▸ Direction
Transcribe the material in full, exactly as written.

(Dataset rows)
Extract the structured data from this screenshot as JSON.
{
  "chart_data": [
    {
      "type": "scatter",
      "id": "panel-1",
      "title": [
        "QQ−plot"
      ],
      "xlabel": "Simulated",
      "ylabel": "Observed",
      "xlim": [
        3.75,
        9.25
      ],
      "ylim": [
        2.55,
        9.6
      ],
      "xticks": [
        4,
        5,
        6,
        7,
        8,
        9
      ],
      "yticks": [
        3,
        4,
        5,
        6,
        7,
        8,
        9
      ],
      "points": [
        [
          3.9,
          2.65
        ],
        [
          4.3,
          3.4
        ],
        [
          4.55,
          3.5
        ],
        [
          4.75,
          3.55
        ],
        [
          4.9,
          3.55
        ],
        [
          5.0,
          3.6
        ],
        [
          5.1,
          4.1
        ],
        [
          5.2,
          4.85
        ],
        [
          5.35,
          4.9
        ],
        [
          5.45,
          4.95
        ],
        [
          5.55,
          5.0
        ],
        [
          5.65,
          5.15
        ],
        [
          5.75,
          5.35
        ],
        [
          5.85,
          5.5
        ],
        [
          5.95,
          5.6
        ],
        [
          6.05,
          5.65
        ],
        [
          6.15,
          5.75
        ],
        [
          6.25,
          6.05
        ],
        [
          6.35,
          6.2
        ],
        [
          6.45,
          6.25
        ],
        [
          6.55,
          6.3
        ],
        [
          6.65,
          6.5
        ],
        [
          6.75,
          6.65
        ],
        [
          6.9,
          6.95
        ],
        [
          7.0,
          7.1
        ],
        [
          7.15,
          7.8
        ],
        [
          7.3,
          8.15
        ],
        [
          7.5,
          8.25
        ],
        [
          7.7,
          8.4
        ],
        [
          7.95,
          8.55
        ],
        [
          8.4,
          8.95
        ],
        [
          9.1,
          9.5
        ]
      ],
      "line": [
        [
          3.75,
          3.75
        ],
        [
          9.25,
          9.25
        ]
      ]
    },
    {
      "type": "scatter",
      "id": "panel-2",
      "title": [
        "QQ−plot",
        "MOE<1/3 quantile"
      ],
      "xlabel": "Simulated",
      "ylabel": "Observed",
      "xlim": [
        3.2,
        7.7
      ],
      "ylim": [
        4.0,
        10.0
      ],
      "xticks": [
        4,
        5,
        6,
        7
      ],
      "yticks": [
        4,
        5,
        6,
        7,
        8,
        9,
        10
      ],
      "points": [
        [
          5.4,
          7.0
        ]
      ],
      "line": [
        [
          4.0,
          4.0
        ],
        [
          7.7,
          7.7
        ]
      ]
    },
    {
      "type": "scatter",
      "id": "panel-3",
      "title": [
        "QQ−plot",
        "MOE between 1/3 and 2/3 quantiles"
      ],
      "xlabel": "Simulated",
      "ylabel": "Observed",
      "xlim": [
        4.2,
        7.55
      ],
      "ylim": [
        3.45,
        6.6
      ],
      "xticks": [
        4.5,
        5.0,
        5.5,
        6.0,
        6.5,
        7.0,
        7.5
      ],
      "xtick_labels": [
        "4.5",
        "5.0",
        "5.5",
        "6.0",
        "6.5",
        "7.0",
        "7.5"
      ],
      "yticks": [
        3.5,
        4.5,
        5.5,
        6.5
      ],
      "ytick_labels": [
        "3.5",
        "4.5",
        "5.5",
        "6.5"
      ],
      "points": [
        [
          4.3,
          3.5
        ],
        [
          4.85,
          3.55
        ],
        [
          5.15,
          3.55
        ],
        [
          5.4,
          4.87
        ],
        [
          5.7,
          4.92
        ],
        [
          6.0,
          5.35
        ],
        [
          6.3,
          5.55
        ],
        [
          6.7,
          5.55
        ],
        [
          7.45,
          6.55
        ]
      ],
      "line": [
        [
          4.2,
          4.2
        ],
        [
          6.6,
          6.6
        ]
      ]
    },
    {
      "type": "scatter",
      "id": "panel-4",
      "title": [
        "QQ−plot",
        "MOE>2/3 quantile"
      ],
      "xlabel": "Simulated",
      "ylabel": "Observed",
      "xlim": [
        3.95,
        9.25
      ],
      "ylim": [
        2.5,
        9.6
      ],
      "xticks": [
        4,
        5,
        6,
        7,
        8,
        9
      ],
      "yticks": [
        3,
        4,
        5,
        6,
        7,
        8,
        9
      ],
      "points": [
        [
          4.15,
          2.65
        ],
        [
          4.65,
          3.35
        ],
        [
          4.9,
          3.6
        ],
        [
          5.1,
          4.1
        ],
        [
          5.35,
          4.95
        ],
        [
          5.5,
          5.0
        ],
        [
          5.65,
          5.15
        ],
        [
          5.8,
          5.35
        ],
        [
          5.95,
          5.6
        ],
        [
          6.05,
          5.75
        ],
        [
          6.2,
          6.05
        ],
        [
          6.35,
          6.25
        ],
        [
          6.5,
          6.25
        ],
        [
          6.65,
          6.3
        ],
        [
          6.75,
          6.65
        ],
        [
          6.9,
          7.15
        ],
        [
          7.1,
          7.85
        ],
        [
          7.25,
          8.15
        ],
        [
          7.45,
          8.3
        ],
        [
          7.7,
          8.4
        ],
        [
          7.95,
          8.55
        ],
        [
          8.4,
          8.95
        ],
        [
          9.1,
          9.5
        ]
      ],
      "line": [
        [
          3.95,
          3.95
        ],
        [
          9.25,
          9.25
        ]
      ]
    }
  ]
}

▸ Result of this exercise
Extract the structured data from this screenshot as JSON.
{
  "chart_data": [
    {
      "type": "scatter",
      "id": "panel-1",
      "title": [
        "QQ−plot"
      ],
      "xlabel": "Simulated",
      "ylabel": "Observed",
      "xlim": [
        3.75,
        9.25
      ],
      "ylim": [
        2.55,
        9.6
      ],
      "xticks": [
        4,
        5,
        6,
        7,
        8,
        9
      ],
      "yticks": [
        3,
        4,
        5,
        6,
        7,
        8,
        9
      ],
      "points": [
        [
          3.9,
          2.65
        ],
        [
          4.3,
          3.4
        ],
        [
          4.55,
          3.5
        ],
        [
          4.75,
          3.55
        ],
        [
          4.9,
          3.55
        ],
        [
          5.0,
          3.6
        ],
        [
          5.1,
          4.1
        ],
        [
          5.2,
          4.85
        ],
        [
          5.35,
          4.9
        ],
        [
          5.45,
          4.95
        ],
        [
          5.55,
          5.0
        ],
        [
          5.65,
          5.15
        ],
        [
          5.75,
          5.35
        ],
        [
          5.85,
          5.5
        ],
        [
          5.95,
          5.6
        ],
        [
          6.05,
          5.65
        ],
        [
          6.15,
          5.75
        ],
        [
          6.25,
          6.05
        ],
        [
          6.35,
          6.2
        ],
        [
          6.45,
          6.25
        ],
        [
          6.55,
          6.3
        ],
        [
          6.65,
          6.5
        ],
        [
          6.75,
          6.65
        ],
        [
          6.9,
          6.95
        ],
        [
          7.0,
          7.1
        ],
        [
          7.15,
          7.8
        ],
        [
          7.3,
          8.15
        ],
        [
          7.5,
          8.25
        ],
        [
          7.7,
          8.4
        ],
        [
          7.95,
          8.55
        ],
        [
          8.4,
          8.95
        ],
        [
          9.1,
          9.5
        ]
      ],
      "line": [
        [
          3.75,
          3.75
        ],
        [
          9.25,
          9.25
        ]
      ]
    },
    {
      "type": "scatter",
      "id": "panel-2",
      "title": [
        "QQ−plot",
        "MOE<1/3 quantile"
      ],
      "xlabel": "Simulated",
      "ylabel": "Observed",
      "xlim": [
        3.2,
        7.7
      ],
      "ylim": [
        4.0,
        10.0
      ],
      "xticks": [
        4,
        5,
        6,
        7
      ],
      "yticks": [
        4,
        5,
        6,
        7,
        8,
        9,
        10
      ],
      "points": [
        [
          5.4,
          7.0
        ]
      ],
      "line": [
        [
          4.0,
          4.0
        ],
        [
          7.7,
          7.7
        ]
      ]
    },
    {
      "type": "scatter",
      "id": "panel-3",
      "title": [
        "QQ−plot",
        "MOE between 1/3 and 2/3 quantiles"
      ],
      "xlabel": "Simulated",
      "ylabel": "Observed",
      "xlim": [
        4.2,
        7.55
      ],
      "ylim": [
        3.45,
        6.6
      ],
      "xticks": [
        4.5,
        5.0,
        5.5,
        6.0,
        6.5,
        7.0,
        7.5
      ],
      "xtick_labels": [
        "4.5",
        "5.0",
        "5.5",
        "6.0",
        "6.5",
        "7.0",
        "7.5"
      ],
      "yticks": [
        3.5,
        4.5,
        5.5,
        6.5
      ],
      "ytick_labels": [
        "3.5",
        "4.5",
        "5.5",
        "6.5"
      ],
      "points": [
        [
          4.3,
          3.5
        ],
        [
          4.85,
          3.55
        ],
        [
          5.15,
          3.55
        ],
        [
          5.4,
          4.87
        ],
        [
          5.7,
          4.92
        ],
        [
          6.0,
          5.35
        ],
        [
          6.3,
          5.55
        ],
        [
          6.7,
          5.55
        ],
        [
          7.45,
          6.55
        ]
      ],
      "line": [
        [
          4.2,
          4.2
        ],
        [
          6.6,
          6.6
        ]
      ]
    },
    {
      "type": "scatter",
      "id": "panel-4",
      "title": [
        "QQ−plot",
        "MOE>2/3 quantile"
      ],
      "xlabel": "Simulated",
      "ylabel": "Observed",
      "xlim": [
        3.95,
        9.25
      ],
      "ylim": [
        2.5,
        9.6
      ],
      "xticks": [
        4,
        5,
        6,
        7,
        8,
        9
      ],
      "yticks": [
        3,
        4,
        5,
        6,
        7,
        8,
        9
      ],
      "points": [
        [
          4.15,
          2.65
        ],
        [
          4.65,
          3.35
        ],
        [
          4.9,
          3.6
        ],
        [
          5.1,
          4.1
        ],
        [
          5.35,
          4.95
        ],
        [
          5.5,
          5.0
        ],
        [
          5.65,
          5.15
        ],
        [
          5.8,
          5.35
        ],
        [
          5.95,
          5.6
        ],
        [
          6.05,
          5.75
        ],
        [
          6.2,
          6.05
        ],
        [
          6.35,
          6.25
        ],
        [
          6.5,
          6.25
        ],
        [
          6.65,
          6.3
        ],
        [
          6.75,
          6.65
        ],
        [
          6.9,
          7.15
        ],
        [
          7.1,
          7.85
        ],
        [
          7.25,
          8.15
        ],
        [
          7.45,
          8.3
        ],
        [
          7.7,
          8.4
        ],
        [
          7.95,
          8.55
        ],
        [
          8.4,
          8.95
        ],
        [
          9.1,
          9.5
        ]
      ],
      "line": [
        [
          3.95,
          3.95
        ],
        [
          9.25,
          9.25
        ]
      ]
    }
  ]
}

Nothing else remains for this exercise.